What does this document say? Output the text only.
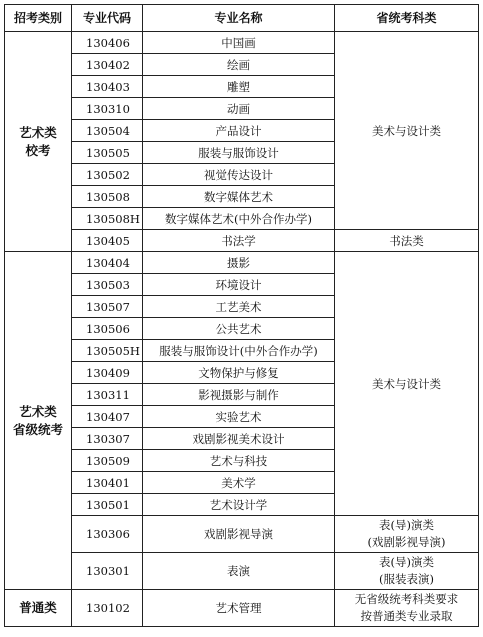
招考类别	专业代码	专业名称	省统考科类

艺术类
校考	130406	中国画	美术与设计类
	130402	绘画	
	130403	雕塑	
	130310	动画	
	130504	产品设计	
	130505	服装与服饰设计	
	130502	视觉传达设计	
	130508	数字媒体艺术	
	130508H	数字媒体艺术(中外合作办学)	
	130405	书法学	书法类

艺术类
省级统考	130404	摄影	美术与设计类
	130503	环境设计	
	130507	工艺美术	
	130506	公共艺术	
	130505H	服装与服饰设计(中外合作办学)	
	130409	文物保护与修复	
	130311	影视摄影与制作	
	130407	实验艺术	
	130307	戏剧影视美术设计	
	130509	艺术与科技	
	130401	美术学	
	130501	艺术设计学	
	130306	戏剧影视导演	表(导)演类
(戏剧影视导演)

	130301	表演	表(导)演类
(服装表演)

普通类	130102	艺术管理	无省级统考科类要求
按普通类专业录取
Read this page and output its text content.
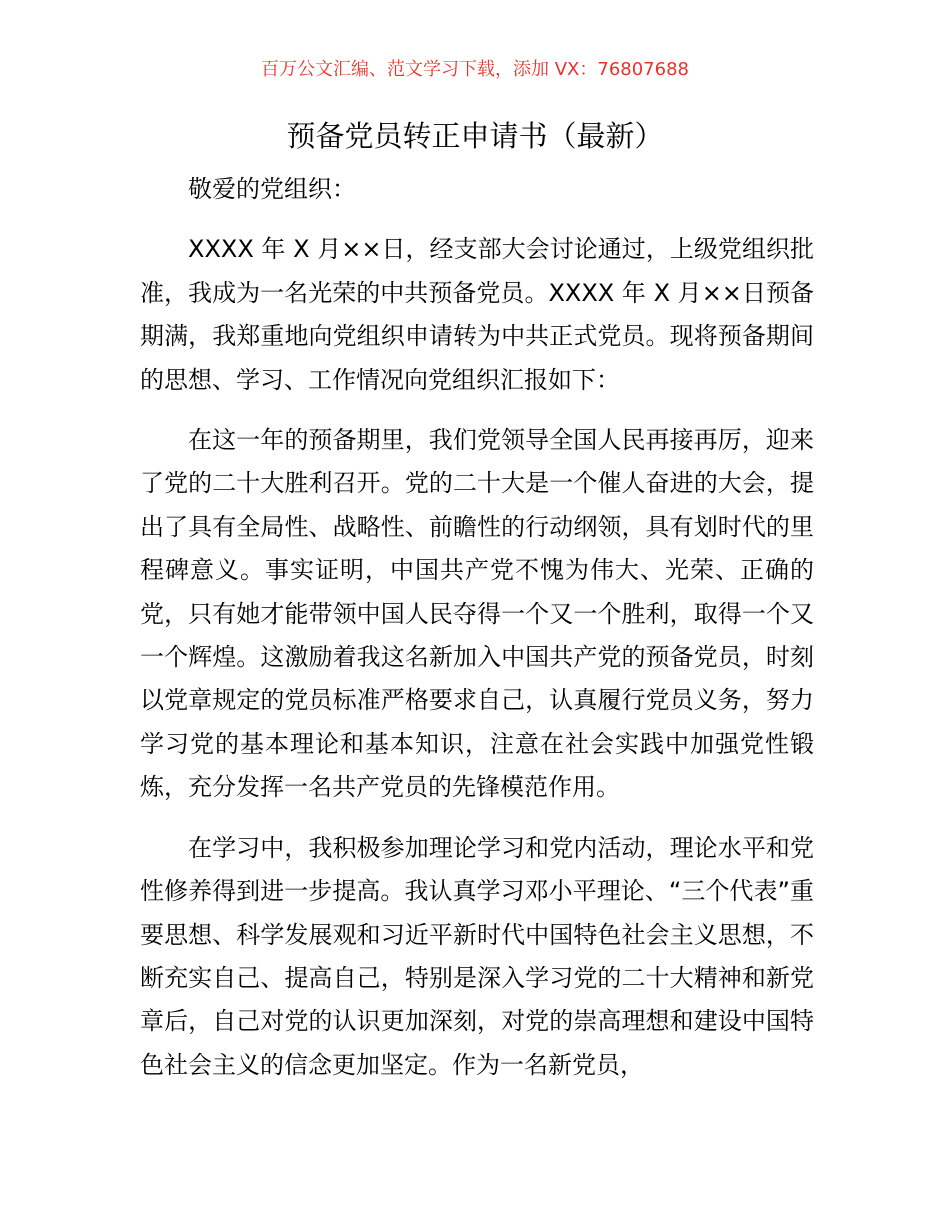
百万公文汇编、范文学习下载，添加 VX：76807688
预备党员转正申请书（最新）

敬爱的党组织：

XXXX 年 X 月××日，经支部大会讨论通过，上级党组织批准，我成为一名光荣的中共预备党员。XXXX 年 X 月××日预备期满，我郑重地向党组织申请转为中共正式党员。现将预备期间的思想、学习、工作情况向党组织汇报如下：

在这一年的预备期里，我们党领导全国人民再接再厉，迎来了党的二十大胜利召开。党的二十大是一个催人奋进的大会，提出了具有全局性、战略性、前瞻性的行动纲领，具有划时代的里程碑意义。事实证明，中国共产党不愧为伟大、光荣、正确的党，只有她才能带领中国人民夺得一个又一个胜利，取得一个又一个辉煌。这激励着我这名新加入中国共产党的预备党员，时刻以党章规定的党员标准严格要求自己，认真履行党员义务，努力学习党的基本理论和基本知识，注意在社会实践中加强党性锻炼，充分发挥一名共产党员的先锋模范作用。

在学习中，我积极参加理论学习和党内活动，理论水平和党性修养得到进一步提高。我认真学习邓小平理论、“三个代表”重要思想、科学发展观和习近平新时代中国特色社会主义思想，不断充实自己、提高自己，特别是深入学习党的二十大精神和新党章后，自己对党的认识更加深刻，对党的崇高理想和建设中国特色社会主义的信念更加坚定。作为一名新党员，
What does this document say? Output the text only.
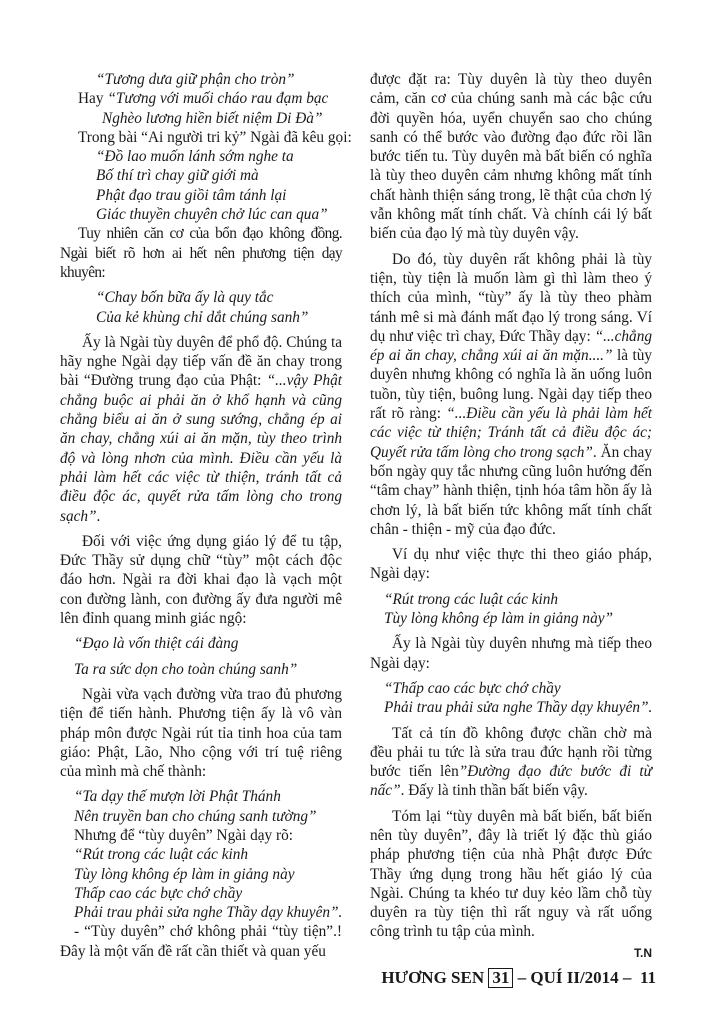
“Tương dưa giữ phận cho tròn”

Hay “Tương với muối cháo rau đạm bạc

Nghèo lương hiền biết niệm Di Đà”

Trong bài “Ai người tri kỷ” Ngài đã kêu gọi:

“Đồ lao muốn lánh sớm nghe ta

Bố thí trì chay giữ giới mà

Phật đạo trau giồi tâm tánh lại

Giác thuyền chuyên chở lúc can qua”

Tuy nhiên căn cơ của bổn đạo không đồng. Ngài biết rõ hơn ai hết nên phương tiện dạy khuyên:

“Chay bốn bữa ấy là quy tắc

Của kẻ khùng chỉ dắt chúng sanh”

Ấy là Ngài tùy duyên để phổ độ. Chúng ta hãy nghe Ngài dạy tiếp vấn đề ăn chay trong bài “Đường trung đạo của Phật: “...vậy Phật chẳng buộc ai phải ăn ở khổ hạnh và cũng chẳng biểu ai ăn ở sung sướng, chẳng ép ai ăn chay, chẳng xúi ai ăn mặn, tùy theo trình độ và lòng nhơn của mình. Điều cần yếu là phải làm hết các việc từ thiện, tránh tất cả điều độc ác, quyết rửa tấm lòng cho trong sạch”.

Đối với việc ứng dụng giáo lý để tu tập, Đức Thầy sử dụng chữ “tùy” một cách độc đáo hơn. Ngài ra đời khai đạo là vạch một con đường lành, con đường ấy đưa người mê lên đỉnh quang minh giác ngộ:

“Đạo là vốn thiệt cái đàng

Ta ra sức dọn cho toàn chúng sanh”

Ngài vừa vạch đường vừa trao đủ phương tiện để tiến hành. Phương tiện ấy là vô vàn pháp môn được Ngài rút tỉa tinh hoa của tam giáo: Phật, Lão, Nho cộng với trí tuệ riêng của mình mà chế thành:

“Ta dạy thế mượn lời Phật Thánh

Nên truyền ban cho chúng sanh tường”

Nhưng để “tùy duyên” Ngài dạy rõ:

“Rút trong các luật các kinh

Tùy lòng không ép làm in giảng này

Thấp cao các bực chớ chầy

Phải trau phải sửa nghe Thầy dạy khuyên”.

- “Tùy duyên” chớ không phải “tùy tiện”.! Đây là một vấn đề rất cần thiết và quan yếu

được đặt ra: Tùy duyên là tùy theo duyên cảm, căn cơ của chúng sanh mà các bậc cứu đời quyền hóa, uyển chuyển sao cho chúng sanh có thể bước vào đường đạo đức rồi lần bước tiến tu. Tùy duyên mà bất biến có nghĩa là tùy theo duyên cảm nhưng không mất tính chất hành thiện sáng trong, lẽ thật của chơn lý vẫn không mất tính chất. Và chính cái lý bất biến của đạo lý mà tùy duyên vậy.

Do đó, tùy duyên rất không phải là tùy tiện, tùy tiện là muốn làm gì thì làm theo ý thích của mình, “tùy” ấy là tùy theo phàm tánh mê si mà đánh mất đạo lý trong sáng. Ví dụ như việc trì chay, Đức Thầy dạy: “...chẳng ép ai ăn chay, chẳng xúi ai ăn mặn....” là tùy duyên nhưng không có nghĩa là ăn uống luôn tuồn, tùy tiện, buông lung. Ngài dạy tiếp theo rất rõ ràng: “...Điều cần yếu là phải làm hết các việc từ thiện; Tránh tất cả điều độc ác; Quyết rửa tấm lòng cho trong sạch”. Ăn chay bốn ngày quy tắc nhưng cũng luôn hướng đến “tâm chay” hành thiện, tịnh hóa tâm hồn ấy là chơn lý, là bất biến tức không mất tính chất chân - thiện - mỹ của đạo đức.

Ví dụ như việc thực thi theo giáo pháp, Ngài dạy:

“Rút trong các luật các kinh

Tùy lòng không ép làm in giảng này”

Ấy là Ngài tùy duyên nhưng mà tiếp theo Ngài dạy:

“Thấp cao các bực chớ chầy

Phải trau phải sửa nghe Thầy dạy khuyên”.

Tất cả tín đồ không được chần chờ mà đều phải tu tức là sửa trau đức hạnh rồi từng bước tiến lên”Đường đạo đức bước đi từ nấc”. Đấy là tinh thần bất biến vậy.

Tóm lại “tùy duyên mà bất biến, bất biến nên tùy duyên”, đây là triết lý đặc thù giáo pháp phương tiện của nhà Phật được Đức Thầy ứng dụng trong hầu hết giáo lý của Ngài. Chúng ta khéo tư duy kẻo lầm chỗ tùy duyên ra tùy tiện thì rất nguy và rất uổng công trình tu tập của mình.

T.N
HƯƠNG SEN 31 – QUÍ II/2014 – 11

- REQUIRED WORK -
Reproduce every record above exactly, but leave out the pictures.

- FINISHED ANSWER -
What does this document say? Output the text only.
招考类别	专业代码	专业名称	省统考科类

艺术类
校考	130406	中国画	美术与设计类
	130402	绘画	
	130403	雕塑	
	130310	动画	
	130504	产品设计	
	130505	服装与服饰设计	
	130502	视觉传达设计	
	130508	数字媒体艺术	
	130508H	数字媒体艺术(中外合作办学)	
	130405	书法学	书法类

艺术类
省级统考	130404	摄影	美术与设计类
	130503	环境设计	
	130507	工艺美术	
	130506	公共艺术	
	130505H	服装与服饰设计(中外合作办学)	
	130409	文物保护与修复	
	130311	影视摄影与制作	
	130407	实验艺术	
	130307	戏剧影视美术设计	
	130509	艺术与科技	
	130401	美术学	
	130501	艺术设计学	
	130306	戏剧影视导演	表(导)演类
(戏剧影视导演)

	130301	表演	表(导)演类
(服装表演)

普通类	130102	艺术管理	无省级统考科类要求
按普通类专业录取
Read this page and output its text content.
百万公文汇编、范文学习下载，添加 VX：76807688
预备党员转正申请书（最新）

敬爱的党组织：

XXXX 年 X 月××日，经支部大会讨论通过，上级党组织批准，我成为一名光荣的中共预备党员。XXXX 年 X 月××日预备期满，我郑重地向党组织申请转为中共正式党员。现将预备期间的思想、学习、工作情况向党组织汇报如下：

在这一年的预备期里，我们党领导全国人民再接再厉，迎来了党的二十大胜利召开。党的二十大是一个催人奋进的大会，提出了具有全局性、战略性、前瞻性的行动纲领，具有划时代的里程碑意义。事实证明，中国共产党不愧为伟大、光荣、正确的党，只有她才能带领中国人民夺得一个又一个胜利，取得一个又一个辉煌。这激励着我这名新加入中国共产党的预备党员，时刻以党章规定的党员标准严格要求自己，认真履行党员义务，努力学习党的基本理论和基本知识，注意在社会实践中加强党性锻炼，充分发挥一名共产党员的先锋模范作用。

在学习中，我积极参加理论学习和党内活动，理论水平和党性修养得到进一步提高。我认真学习邓小平理论、“三个代表”重要思想、科学发展观和习近平新时代中国特色社会主义思想，不断充实自己、提高自己，特别是深入学习党的二十大精神和新党章后，自己对党的认识更加深刻，对党的崇高理想和建设中国特色社会主义的信念更加坚定。作为一名新党员，
What does this document say? Output the text only.
“Tương dưa giữ phận cho tròn”

Hay “Tương với muối cháo rau đạm bạc

Nghèo lương hiền biết niệm Di Đà”

Trong bài “Ai người tri kỷ” Ngài đã kêu gọi:

“Đồ lao muốn lánh sớm nghe ta

Bố thí trì chay giữ giới mà

Phật đạo trau giồi tâm tánh lại

Giác thuyền chuyên chở lúc can qua”

Tuy nhiên căn cơ của bổn đạo không đồng. Ngài biết rõ hơn ai hết nên phương tiện dạy khuyên:

“Chay bốn bữa ấy là quy tắc

Của kẻ khùng chỉ dắt chúng sanh”

Ấy là Ngài tùy duyên để phổ độ. Chúng ta hãy nghe Ngài dạy tiếp vấn đề ăn chay trong bài “Đường trung đạo của Phật: “...vậy Phật chẳng buộc ai phải ăn ở khổ hạnh và cũng chẳng biểu ai ăn ở sung sướng, chẳng ép ai ăn chay, chẳng xúi ai ăn mặn, tùy theo trình độ và lòng nhơn của mình. Điều cần yếu là phải làm hết các việc từ thiện, tránh tất cả điều độc ác, quyết rửa tấm lòng cho trong sạch”.

Đối với việc ứng dụng giáo lý để tu tập, Đức Thầy sử dụng chữ “tùy” một cách độc đáo hơn. Ngài ra đời khai đạo là vạch một con đường lành, con đường ấy đưa người mê lên đỉnh quang minh giác ngộ:

“Đạo là vốn thiệt cái đàng

Ta ra sức dọn cho toàn chúng sanh”

Ngài vừa vạch đường vừa trao đủ phương tiện để tiến hành. Phương tiện ấy là vô vàn pháp môn được Ngài rút tỉa tinh hoa của tam giáo: Phật, Lão, Nho cộng với trí tuệ riêng của mình mà chế thành:

“Ta dạy thế mượn lời Phật Thánh

Nên truyền ban cho chúng sanh tường”

Nhưng để “tùy duyên” Ngài dạy rõ:

“Rút trong các luật các kinh

Tùy lòng không ép làm in giảng này

Thấp cao các bực chớ chầy

Phải trau phải sửa nghe Thầy dạy khuyên”.

- “Tùy duyên” chớ không phải “tùy tiện”.! Đây là một vấn đề rất cần thiết và quan yếu

được đặt ra: Tùy duyên là tùy theo duyên cảm, căn cơ của chúng sanh mà các bậc cứu đời quyền hóa, uyển chuyển sao cho chúng sanh có thể bước vào đường đạo đức rồi lần bước tiến tu. Tùy duyên mà bất biến có nghĩa là tùy theo duyên cảm nhưng không mất tính chất hành thiện sáng trong, lẽ thật của chơn lý vẫn không mất tính chất. Và chính cái lý bất biến của đạo lý mà tùy duyên vậy.

Do đó, tùy duyên rất không phải là tùy tiện, tùy tiện là muốn làm gì thì làm theo ý thích của mình, “tùy” ấy là tùy theo phàm tánh mê si mà đánh mất đạo lý trong sáng. Ví dụ như việc trì chay, Đức Thầy dạy: “...chẳng ép ai ăn chay, chẳng xúi ai ăn mặn....” là tùy duyên nhưng không có nghĩa là ăn uống luôn tuồn, tùy tiện, buông lung. Ngài dạy tiếp theo rất rõ ràng: “...Điều cần yếu là phải làm hết các việc từ thiện; Tránh tất cả điều độc ác; Quyết rửa tấm lòng cho trong sạch”. Ăn chay bốn ngày quy tắc nhưng cũng luôn hướng đến “tâm chay” hành thiện, tịnh hóa tâm hồn ấy là chơn lý, là bất biến tức không mất tính chất chân - thiện - mỹ của đạo đức.

Ví dụ như việc thực thi theo giáo pháp, Ngài dạy:

“Rút trong các luật các kinh

Tùy lòng không ép làm in giảng này”

Ấy là Ngài tùy duyên nhưng mà tiếp theo Ngài dạy:

“Thấp cao các bực chớ chầy

Phải trau phải sửa nghe Thầy dạy khuyên”.

Tất cả tín đồ không được chần chờ mà đều phải tu tức là sửa trau đức hạnh rồi từng bước tiến lên”Đường đạo đức bước đi từ nấc”. Đấy là tinh thần bất biến vậy.

Tóm lại “tùy duyên mà bất biến, bất biến nên tùy duyên”, đây là triết lý đặc thù giáo pháp phương tiện của nhà Phật được Đức Thầy ứng dụng trong hầu hết giáo lý của Ngài. Chúng ta khéo tư duy kẻo lầm chỗ tùy duyên ra tùy tiện thì rất nguy và rất uổng công trình tu tập của mình.

T.N
HƯƠNG SEN 31 – QUÍ II/2014 – 11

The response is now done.